• **Directions for this task**
For the copy, please give all of the data again exactly and leave the pictures out.

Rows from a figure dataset
----------

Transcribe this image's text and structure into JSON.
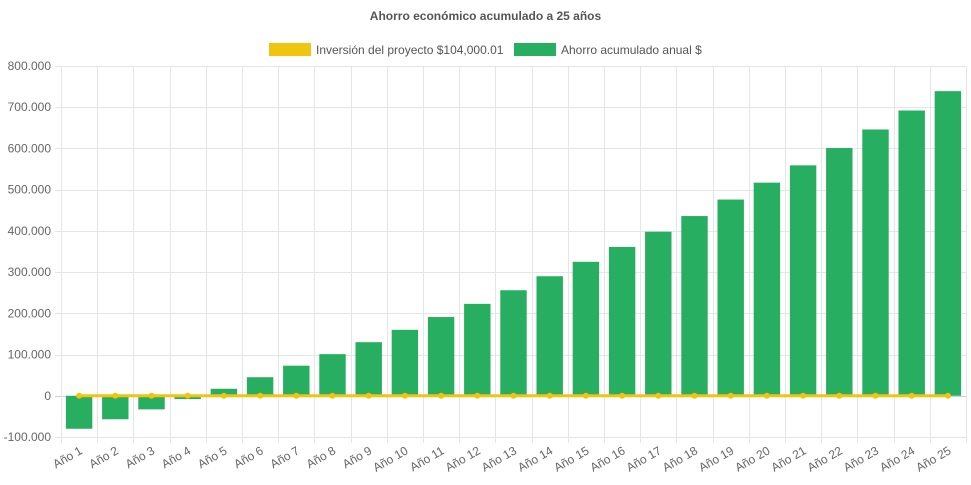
{
  "chart_data": {
    "type": "bar",
    "title": "Ahorro económico acumulado a 25 años",
    "categories": [
      "Año 1",
      "Año 2",
      "Año 3",
      "Año 4",
      "Año 5",
      "Año 6",
      "Año 7",
      "Año 8",
      "Año 9",
      "Año 10",
      "Año 11",
      "Año 12",
      "Año 13",
      "Año 14",
      "Año 15",
      "Año 16",
      "Año 17",
      "Año 18",
      "Año 19",
      "Año 20",
      "Año 21",
      "Año 22",
      "Año 23",
      "Año 24",
      "Año 25"
    ],
    "series": [
      {
        "name": "Inversión del proyecto $104,000.01",
        "kind": "line",
        "color": "#f1c40f",
        "values": [
          0,
          0,
          0,
          0,
          0,
          0,
          0,
          0,
          0,
          0,
          0,
          0,
          0,
          0,
          0,
          0,
          0,
          0,
          0,
          0,
          0,
          0,
          0,
          0,
          0
        ]
      },
      {
        "name": "Ahorro acumulado anual $",
        "kind": "bar",
        "color": "#27ae60",
        "values": [
          -80000,
          -57000,
          -33000,
          -8000,
          17000,
          45000,
          73000,
          101000,
          130000,
          160000,
          191000,
          223000,
          256000,
          290000,
          325000,
          361000,
          398000,
          436000,
          476000,
          517000,
          559000,
          601000,
          646000,
          692000,
          739000
        ]
      }
    ],
    "yticks": [
      "800.000",
      "700.000",
      "600.000",
      "500.000",
      "400.000",
      "300.000",
      "200.000",
      "100.000",
      "0",
      "-100.000"
    ],
    "ylim": [
      -100000,
      800000
    ],
    "xlabel": "",
    "ylabel": "",
    "grid": true,
    "legend_position": "top"
  }
}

----------

• **Task result**
Transcribe this image's text and structure into JSON.
{
  "chart_data": {
    "type": "bar",
    "title": "Ahorro económico acumulado a 25 años",
    "categories": [
      "Año 1",
      "Año 2",
      "Año 3",
      "Año 4",
      "Año 5",
      "Año 6",
      "Año 7",
      "Año 8",
      "Año 9",
      "Año 10",
      "Año 11",
      "Año 12",
      "Año 13",
      "Año 14",
      "Año 15",
      "Año 16",
      "Año 17",
      "Año 18",
      "Año 19",
      "Año 20",
      "Año 21",
      "Año 22",
      "Año 23",
      "Año 24",
      "Año 25"
    ],
    "series": [
      {
        "name": "Inversión del proyecto $104,000.01",
        "kind": "line",
        "color": "#f1c40f",
        "values": [
          0,
          0,
          0,
          0,
          0,
          0,
          0,
          0,
          0,
          0,
          0,
          0,
          0,
          0,
          0,
          0,
          0,
          0,
          0,
          0,
          0,
          0,
          0,
          0,
          0
        ]
      },
      {
        "name": "Ahorro acumulado anual $",
        "kind": "bar",
        "color": "#27ae60",
        "values": [
          -80000,
          -57000,
          -33000,
          -8000,
          17000,
          45000,
          73000,
          101000,
          130000,
          160000,
          191000,
          223000,
          256000,
          290000,
          325000,
          361000,
          398000,
          436000,
          476000,
          517000,
          559000,
          601000,
          646000,
          692000,
          739000
        ]
      }
    ],
    "yticks": [
      "800.000",
      "700.000",
      "600.000",
      "500.000",
      "400.000",
      "300.000",
      "200.000",
      "100.000",
      "0",
      "-100.000"
    ],
    "ylim": [
      -100000,
      800000
    ],
    "xlabel": "",
    "ylabel": "",
    "grid": true,
    "legend_position": "top"
  }
}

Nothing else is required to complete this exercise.